WHAT TO PRODUCE: What is needed is the run of lines from the one with "Read all visible content and emit it as JSON." through the close of the data, set down exactly.

DATASET:
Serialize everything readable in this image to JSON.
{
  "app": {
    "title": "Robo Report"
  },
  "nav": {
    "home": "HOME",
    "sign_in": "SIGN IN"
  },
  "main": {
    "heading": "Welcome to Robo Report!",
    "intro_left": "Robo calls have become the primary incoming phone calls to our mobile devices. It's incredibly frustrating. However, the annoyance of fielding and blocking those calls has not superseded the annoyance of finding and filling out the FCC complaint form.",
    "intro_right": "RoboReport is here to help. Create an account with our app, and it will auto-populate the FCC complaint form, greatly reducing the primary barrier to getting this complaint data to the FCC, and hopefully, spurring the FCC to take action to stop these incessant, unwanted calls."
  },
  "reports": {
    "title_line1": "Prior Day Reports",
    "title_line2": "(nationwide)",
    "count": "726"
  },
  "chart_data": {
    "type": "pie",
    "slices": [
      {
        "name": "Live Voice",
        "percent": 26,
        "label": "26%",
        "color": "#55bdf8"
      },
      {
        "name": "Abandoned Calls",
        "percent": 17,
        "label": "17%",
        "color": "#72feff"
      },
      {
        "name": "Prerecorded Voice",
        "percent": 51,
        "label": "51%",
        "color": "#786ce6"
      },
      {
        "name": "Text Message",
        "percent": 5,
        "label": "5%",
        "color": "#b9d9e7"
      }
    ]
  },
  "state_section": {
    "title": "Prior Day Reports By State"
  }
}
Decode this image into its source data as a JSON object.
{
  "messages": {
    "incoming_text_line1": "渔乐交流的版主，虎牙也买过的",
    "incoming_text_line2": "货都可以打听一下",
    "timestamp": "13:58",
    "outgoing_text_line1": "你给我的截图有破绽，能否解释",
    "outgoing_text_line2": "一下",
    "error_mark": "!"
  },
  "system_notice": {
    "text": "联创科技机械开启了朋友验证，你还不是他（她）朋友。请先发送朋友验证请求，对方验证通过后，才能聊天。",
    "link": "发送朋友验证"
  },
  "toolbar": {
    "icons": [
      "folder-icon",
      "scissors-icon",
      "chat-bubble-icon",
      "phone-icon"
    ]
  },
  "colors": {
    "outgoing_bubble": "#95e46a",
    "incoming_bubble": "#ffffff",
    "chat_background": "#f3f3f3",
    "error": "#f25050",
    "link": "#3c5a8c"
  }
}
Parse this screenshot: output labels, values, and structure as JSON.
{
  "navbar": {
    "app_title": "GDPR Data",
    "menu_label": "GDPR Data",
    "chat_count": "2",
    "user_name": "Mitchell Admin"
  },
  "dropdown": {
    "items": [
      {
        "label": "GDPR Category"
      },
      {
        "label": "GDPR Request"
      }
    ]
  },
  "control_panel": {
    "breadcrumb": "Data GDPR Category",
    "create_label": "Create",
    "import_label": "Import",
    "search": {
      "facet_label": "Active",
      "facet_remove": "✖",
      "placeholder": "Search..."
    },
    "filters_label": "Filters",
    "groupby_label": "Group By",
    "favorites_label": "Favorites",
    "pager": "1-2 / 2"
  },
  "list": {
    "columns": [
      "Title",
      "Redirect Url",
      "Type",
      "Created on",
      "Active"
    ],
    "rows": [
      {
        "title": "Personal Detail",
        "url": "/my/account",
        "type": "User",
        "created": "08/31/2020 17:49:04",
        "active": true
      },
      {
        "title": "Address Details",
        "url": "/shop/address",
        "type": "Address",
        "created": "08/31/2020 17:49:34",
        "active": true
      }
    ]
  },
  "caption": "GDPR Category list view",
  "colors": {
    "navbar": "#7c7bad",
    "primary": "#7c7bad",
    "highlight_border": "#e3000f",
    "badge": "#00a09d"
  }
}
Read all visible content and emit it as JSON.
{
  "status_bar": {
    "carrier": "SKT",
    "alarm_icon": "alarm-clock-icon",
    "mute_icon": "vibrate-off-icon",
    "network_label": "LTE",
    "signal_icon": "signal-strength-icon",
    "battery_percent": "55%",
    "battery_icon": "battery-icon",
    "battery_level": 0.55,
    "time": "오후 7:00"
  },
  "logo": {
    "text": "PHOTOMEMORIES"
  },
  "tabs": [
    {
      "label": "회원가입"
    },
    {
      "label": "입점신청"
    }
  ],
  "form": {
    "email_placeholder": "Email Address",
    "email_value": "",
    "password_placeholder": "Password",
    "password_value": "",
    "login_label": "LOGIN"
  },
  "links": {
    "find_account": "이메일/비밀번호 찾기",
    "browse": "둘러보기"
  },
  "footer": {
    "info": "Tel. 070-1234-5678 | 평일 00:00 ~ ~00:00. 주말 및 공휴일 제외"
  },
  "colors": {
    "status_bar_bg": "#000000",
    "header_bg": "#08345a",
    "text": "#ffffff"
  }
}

ANSWER TO THIS TASK:
Read all visible content and emit it as JSON.
{
  "status_bar": {
    "carrier": "SKT",
    "alarm_icon": "alarm-clock-icon",
    "mute_icon": "vibrate-off-icon",
    "network_label": "LTE",
    "signal_icon": "signal-strength-icon",
    "battery_percent": "55%",
    "battery_icon": "battery-icon",
    "battery_level": 0.55,
    "time": "오후 7:00"
  },
  "logo": {
    "text": "PHOTOMEMORIES"
  },
  "tabs": [
    {
      "label": "회원가입"
    },
    {
      "label": "입점신청"
    }
  ],
  "form": {
    "email_placeholder": "Email Address",
    "email_value": "",
    "password_placeholder": "Password",
    "password_value": "",
    "login_label": "LOGIN"
  },
  "links": {
    "find_account": "이메일/비밀번호 찾기",
    "browse": "둘러보기"
  },
  "footer": {
    "info": "Tel. 070-1234-5678 | 평일 00:00 ~ ~00:00. 주말 및 공휴일 제외"
  },
  "colors": {
    "status_bar_bg": "#000000",
    "header_bg": "#08345a",
    "text": "#ffffff"
  }
}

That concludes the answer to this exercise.